=== SET EXERCISE ===
Wherever the word "Depth" appears in the entries, copy the whole line.

[Lines of data]
-- begin --
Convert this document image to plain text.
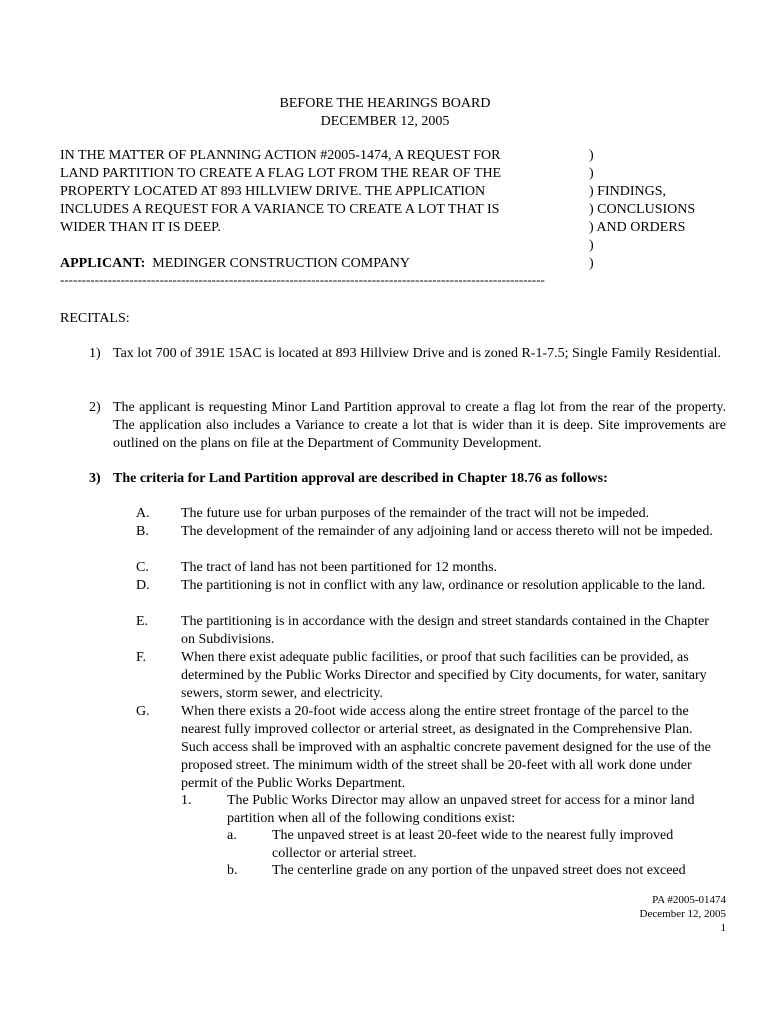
BEFORE THE HEARINGS BOARD
DECEMBER 12, 2005
IN THE MATTER OF PLANNING ACTION #2005-1474, A REQUEST FOR
LAND PARTITION TO CREATE A FLAG LOT FROM THE REAR OF THE
PROPERTY LOCATED AT 893 HILLVIEW DRIVE. THE APPLICATION
INCLUDES A REQUEST FOR A VARIANCE TO CREATE A LOT THAT IS
WIDER THAN IT IS DEEP.
)
)
) FINDINGS,
) CONCLUSIONS
) AND ORDERS
)
)
APPLICANT: MEDINGER CONSTRUCTION COMPANY
----------------------------------------------------------------------------------------------------------------
RECITALS:
1) Tax lot 700 of 391E 15AC is located at 893 Hillview Drive and is zoned R-1-7.5; Single Family Residential.
2) The applicant is requesting Minor Land Partition approval to create a flag lot from the rear of the property. The application also includes a Variance to create a lot that is wider than it is deep. Site improvements are outlined on the plans on file at the Department of Community Development.
3) The criteria for Land Partition approval are described in Chapter 18.76 as follows:
A. The future use for urban purposes of the remainder of the tract will not be impeded.
B. The development of the remainder of any adjoining land or access thereto will not be impeded.
C. The tract of land has not been partitioned for 12 months.
D. The partitioning is not in conflict with any law, ordinance or resolution applicable to the land.
E. The partitioning is in accordance with the design and street standards contained in the Chapter on Subdivisions.
F. When there exist adequate public facilities, or proof that such facilities can be provided, as determined by the Public Works Director and specified by City documents, for water, sanitary sewers, storm sewer, and electricity.
G. When there exists a 20-foot wide access along the entire street frontage of the parcel to the nearest fully improved collector or arterial street, as designated in the Comprehensive Plan. Such access shall be improved with an asphaltic concrete pavement designed for the use of the proposed street. The minimum width of the street shall be 20-feet with all work done under permit of the Public Works Department.
1.	The Public Works Director may allow an unpaved street for access for a minor land partition when all of the following conditions exist:
a.	The unpaved street is at least 20-feet wide to the nearest fully improved collector or arterial street.
b. The centerline grade on any portion of the unpaved street does not exceed
PA #2005-01474
December 12, 2005
1
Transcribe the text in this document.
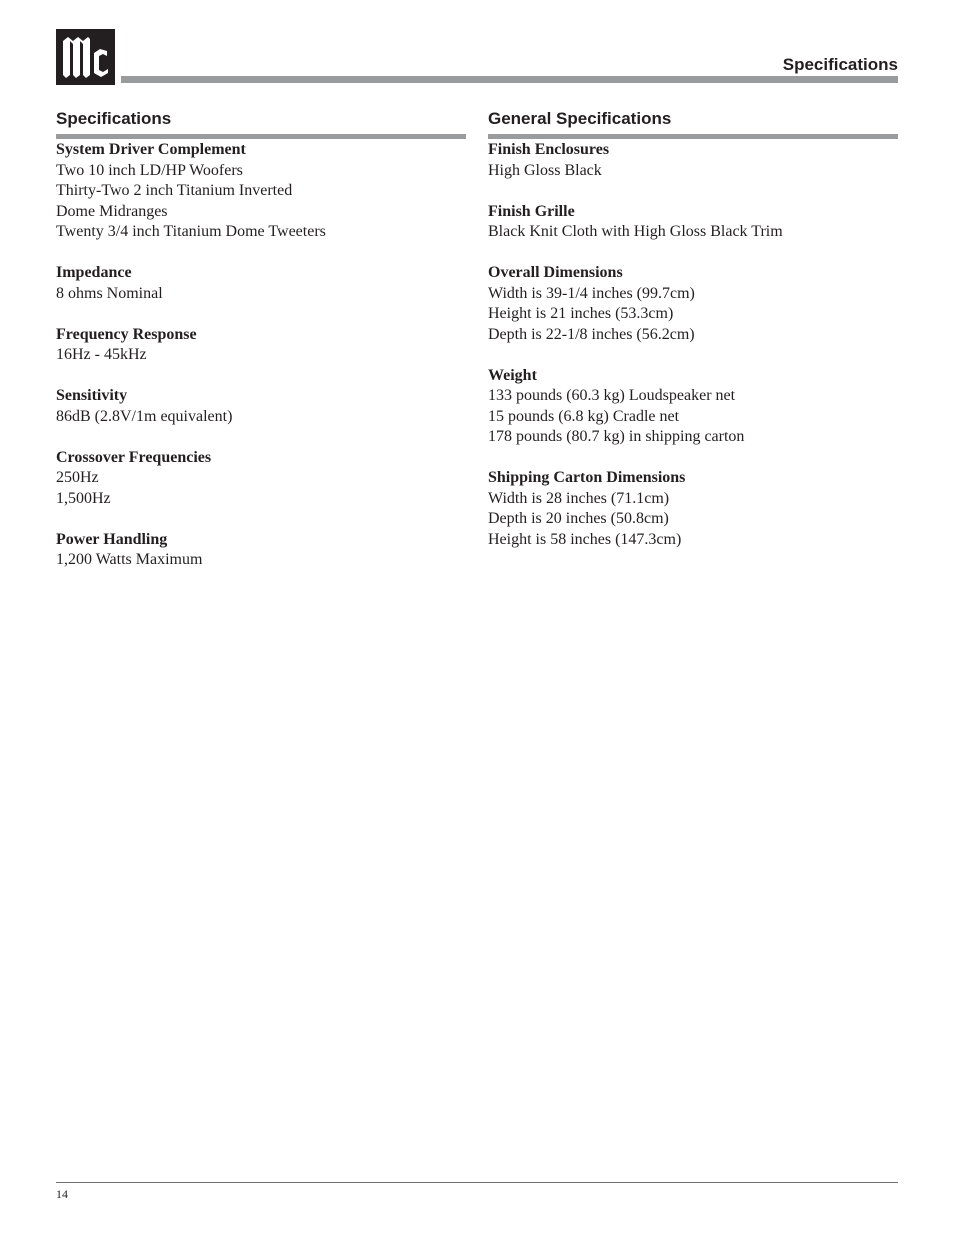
Specifications
Specifications

System Driver Complement

Two 10 inch LD/HP Woofers

Thirty-Two 2 inch Titanium Inverted

Dome Midranges

Twenty 3/4 inch Titanium Dome Tweeters

Impedance

8 ohms Nominal

Frequency Response

16Hz - 45kHz

Sensitivity

86dB (2.8V/1m equivalent)

Crossover Frequencies

250Hz

1,500Hz

Power Handling

1,200 Watts Maximum

General Specifications

Finish Enclosures

High Gloss Black

Finish Grille

Black Knit Cloth with High Gloss Black Trim

Overall Dimensions

Width is 39-1/4 inches (99.7cm)

Height is 21 inches (53.3cm)

Depth is 22-1/8 inches (56.2cm)

Weight

133 pounds (60.3 kg) Loudspeaker net

15 pounds (6.8 kg) Cradle net

178 pounds (80.7 kg) in shipping carton

Shipping Carton Dimensions

Width is 28 inches (71.1cm)

Depth is 20 inches (50.8cm)

Height is 58 inches (147.3cm)

14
-- end --
=== EXERCISE OUTPUT ===
Depth is 22-1/8 inches (56.2cm)
Depth is 20 inches (50.8cm)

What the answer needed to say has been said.